● ACTIONS TO TAKE:
[1] Condense the paragraph beginning "MarketWatch speculated today" in the article on the Wells Fargo-Wachovia deal into a short list that keeps its main facts.
[2] From the article on the Wells Fargo-Wachovia deal, please reproduce the stretch from "Cold feet had" through "the Citigroup deal?", substituting "Citi" for "Citigroup".

● SELECTED EXTRACT:
-- start --
Six days: behind the scenes in the Wells Fargo-Wachovia deal

On Sunday morning, Wells Fargo Chairman Richard Kovacevich reportedly met Wachovia Corp.’s CEO for breakfast to discuss acquiring the failing financial institution.

Cold feet had set in by dinner time, though, and in a 7 o’clock conference call Kovacevich informed Wachovia that Wells Fargo wasn’t comfortable taking on its bad loans without a couple of weeks to complete its due diligence. It walked.

Wachovia executives “fell to the floor” in disappointment. according to the Wall Street Journal’s fly-on-the-wall coverage of the meeting, The Feds stepped in and, by morning, brokered a government-supported deal by which Citigroup would buy Wachovia’s mortgage portfolio.

Flash-forward to this morning. The financial world woke to a surprising press release proclaiming that Wells Fargo intends to acquire Wachovia after all.

And the Citigroup deal?

Wachovia sees Wells Fargo as a better fit
Wachovia said it prefers the one with Wells Fargo because it better preserves the value of the company than Citigroup’s government assisted bid does. (Citigroup accuses Wachovia of breaching an exclusivity agreement and may sue to block the merger.)

Wells Fargo has about 20,000 employees in Minnesota and is the second-largest private employer in the state, according to the latest Business Journal rankings. The combined company will operate community banks in 39 states and the District of Columbia.

So what about Wells Fargo’s reversal? What changed between late Sunday and early Friday to make the Wachovia acquisition suddenly the right move?

One factor may have been price. According to the Wall Street Journal, a figure of about $20 billion was being discussed over the weekend. The deal announced Friday morning called for a $15 billion stock-only purchase.

MarketWatch speculated today that two other factors sweetened the deal. First was an Internal Revenue Service rule change announced Tuesday that temporarily lifts a limit on how much loss a bank can write off from its tax bill after purchasing a troubled bank. Second was Congress’ progress toward passing the Troubled Asset Relief Plan, commonly known as “the bailout.”

The IRS rule change added some gravy to the deal, said Mark Sellner, director of the University of Minnesota’s graduate studies program in taxation. Alone, it probably wasn’t enough to make the acquisition work, but it might have been enough to tip the scales if it was on the fence.
-- end --
● DATA RECORDS:
-- start --
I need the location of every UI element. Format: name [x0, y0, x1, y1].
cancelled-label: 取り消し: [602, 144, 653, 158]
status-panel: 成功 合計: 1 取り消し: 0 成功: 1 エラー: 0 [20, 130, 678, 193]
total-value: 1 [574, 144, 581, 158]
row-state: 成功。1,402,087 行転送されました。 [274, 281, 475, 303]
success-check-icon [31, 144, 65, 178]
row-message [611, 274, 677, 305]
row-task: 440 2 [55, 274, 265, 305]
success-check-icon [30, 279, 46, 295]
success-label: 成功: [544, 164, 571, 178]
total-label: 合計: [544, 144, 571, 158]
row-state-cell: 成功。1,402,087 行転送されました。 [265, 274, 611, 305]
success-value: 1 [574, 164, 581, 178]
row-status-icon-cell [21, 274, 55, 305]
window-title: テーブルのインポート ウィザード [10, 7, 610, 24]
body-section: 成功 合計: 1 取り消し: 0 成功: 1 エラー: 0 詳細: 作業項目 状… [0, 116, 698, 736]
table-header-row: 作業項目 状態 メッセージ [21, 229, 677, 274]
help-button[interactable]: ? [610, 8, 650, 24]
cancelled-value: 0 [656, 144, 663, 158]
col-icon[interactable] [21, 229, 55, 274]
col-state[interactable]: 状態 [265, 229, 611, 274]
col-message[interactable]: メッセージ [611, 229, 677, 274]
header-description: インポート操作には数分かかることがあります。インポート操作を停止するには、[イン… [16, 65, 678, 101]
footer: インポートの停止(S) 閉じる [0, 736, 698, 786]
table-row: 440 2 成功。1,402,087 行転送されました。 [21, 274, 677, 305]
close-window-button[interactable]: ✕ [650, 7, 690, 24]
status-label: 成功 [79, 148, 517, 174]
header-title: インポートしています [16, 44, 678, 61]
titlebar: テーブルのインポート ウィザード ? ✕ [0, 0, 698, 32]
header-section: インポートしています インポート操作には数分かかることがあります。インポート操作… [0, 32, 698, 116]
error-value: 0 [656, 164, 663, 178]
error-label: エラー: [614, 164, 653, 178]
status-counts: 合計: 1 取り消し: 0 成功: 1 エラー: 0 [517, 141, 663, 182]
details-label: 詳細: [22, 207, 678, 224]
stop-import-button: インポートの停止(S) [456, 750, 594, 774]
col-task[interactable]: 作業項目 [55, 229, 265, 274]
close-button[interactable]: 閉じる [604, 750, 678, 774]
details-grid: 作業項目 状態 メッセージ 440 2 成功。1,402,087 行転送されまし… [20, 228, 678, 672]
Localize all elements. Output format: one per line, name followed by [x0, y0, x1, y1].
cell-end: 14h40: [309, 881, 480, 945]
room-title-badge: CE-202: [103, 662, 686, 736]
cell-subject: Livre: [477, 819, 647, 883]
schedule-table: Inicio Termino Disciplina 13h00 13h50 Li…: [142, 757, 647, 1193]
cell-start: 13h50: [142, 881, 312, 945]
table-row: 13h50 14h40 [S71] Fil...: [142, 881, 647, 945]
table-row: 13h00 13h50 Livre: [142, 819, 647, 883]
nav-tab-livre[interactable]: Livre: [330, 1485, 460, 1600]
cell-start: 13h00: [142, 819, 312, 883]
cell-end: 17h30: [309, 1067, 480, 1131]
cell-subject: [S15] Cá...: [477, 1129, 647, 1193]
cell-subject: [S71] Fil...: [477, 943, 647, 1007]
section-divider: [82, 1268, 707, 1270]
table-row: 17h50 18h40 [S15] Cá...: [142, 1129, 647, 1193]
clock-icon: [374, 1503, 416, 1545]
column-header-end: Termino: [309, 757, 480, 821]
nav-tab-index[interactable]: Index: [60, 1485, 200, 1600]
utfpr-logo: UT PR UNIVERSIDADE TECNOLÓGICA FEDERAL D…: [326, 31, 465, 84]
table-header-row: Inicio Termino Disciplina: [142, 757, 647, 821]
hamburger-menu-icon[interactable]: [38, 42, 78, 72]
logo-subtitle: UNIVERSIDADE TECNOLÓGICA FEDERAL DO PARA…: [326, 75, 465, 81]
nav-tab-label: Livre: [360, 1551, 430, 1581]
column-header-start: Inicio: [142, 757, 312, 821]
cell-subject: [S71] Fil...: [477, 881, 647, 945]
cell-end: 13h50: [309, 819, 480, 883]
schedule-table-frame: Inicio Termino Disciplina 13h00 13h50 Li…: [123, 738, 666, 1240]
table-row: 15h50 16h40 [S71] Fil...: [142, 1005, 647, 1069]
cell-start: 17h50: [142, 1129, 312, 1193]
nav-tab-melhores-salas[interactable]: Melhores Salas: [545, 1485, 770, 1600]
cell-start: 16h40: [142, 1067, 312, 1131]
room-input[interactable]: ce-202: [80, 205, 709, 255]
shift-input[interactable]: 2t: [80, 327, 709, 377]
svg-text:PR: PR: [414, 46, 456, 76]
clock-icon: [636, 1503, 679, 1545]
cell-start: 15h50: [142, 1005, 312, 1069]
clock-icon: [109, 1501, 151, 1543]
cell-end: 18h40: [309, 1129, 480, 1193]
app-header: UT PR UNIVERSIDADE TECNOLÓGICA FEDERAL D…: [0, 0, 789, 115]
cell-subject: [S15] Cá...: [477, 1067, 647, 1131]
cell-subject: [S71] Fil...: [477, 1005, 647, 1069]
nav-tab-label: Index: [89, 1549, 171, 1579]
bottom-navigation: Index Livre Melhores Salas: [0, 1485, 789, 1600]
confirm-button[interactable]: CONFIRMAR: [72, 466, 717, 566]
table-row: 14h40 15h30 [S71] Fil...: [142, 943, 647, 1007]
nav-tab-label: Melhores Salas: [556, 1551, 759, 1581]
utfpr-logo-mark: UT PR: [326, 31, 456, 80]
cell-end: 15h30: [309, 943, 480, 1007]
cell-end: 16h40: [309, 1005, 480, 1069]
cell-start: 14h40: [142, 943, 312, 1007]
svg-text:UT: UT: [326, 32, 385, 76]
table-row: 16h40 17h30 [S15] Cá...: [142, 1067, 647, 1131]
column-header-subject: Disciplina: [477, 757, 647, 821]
-- end --
● FINAL RESULTS:
[1]
MarketWatch speculated today that two other factors sweetened the deal:
- An Internal Revenue Service rule change, announced Tuesday, temporarily lifts a limit on how much loss a bank can write off from its tax bill after buying a troubled bank.
- Congress made progress toward passing the Troubled Asset Relief Plan, commonly known as "the bailout."

[2]
Cold feet had set in by dinner time, though, and in a 7 o’clock conference call Kovacevich informed Wachovia that Wells Fargo wasn’t comfortable taking on its bad loans without a couple of weeks to complete its due diligence. It walked.

Wachovia executives “fell to the floor” in disappointment. according to the Wall Street Journal’s fly-on-the-wall coverage of the meeting, The Feds stepped in and, by morning, brokered a government-supported deal by which Citi would buy Wachovia’s mortgage portfolio.

Flash-forward to this morning. The financial world woke to a surprising press release proclaiming that Wells Fargo intends to acquire Wachovia after all.

And the Citi deal?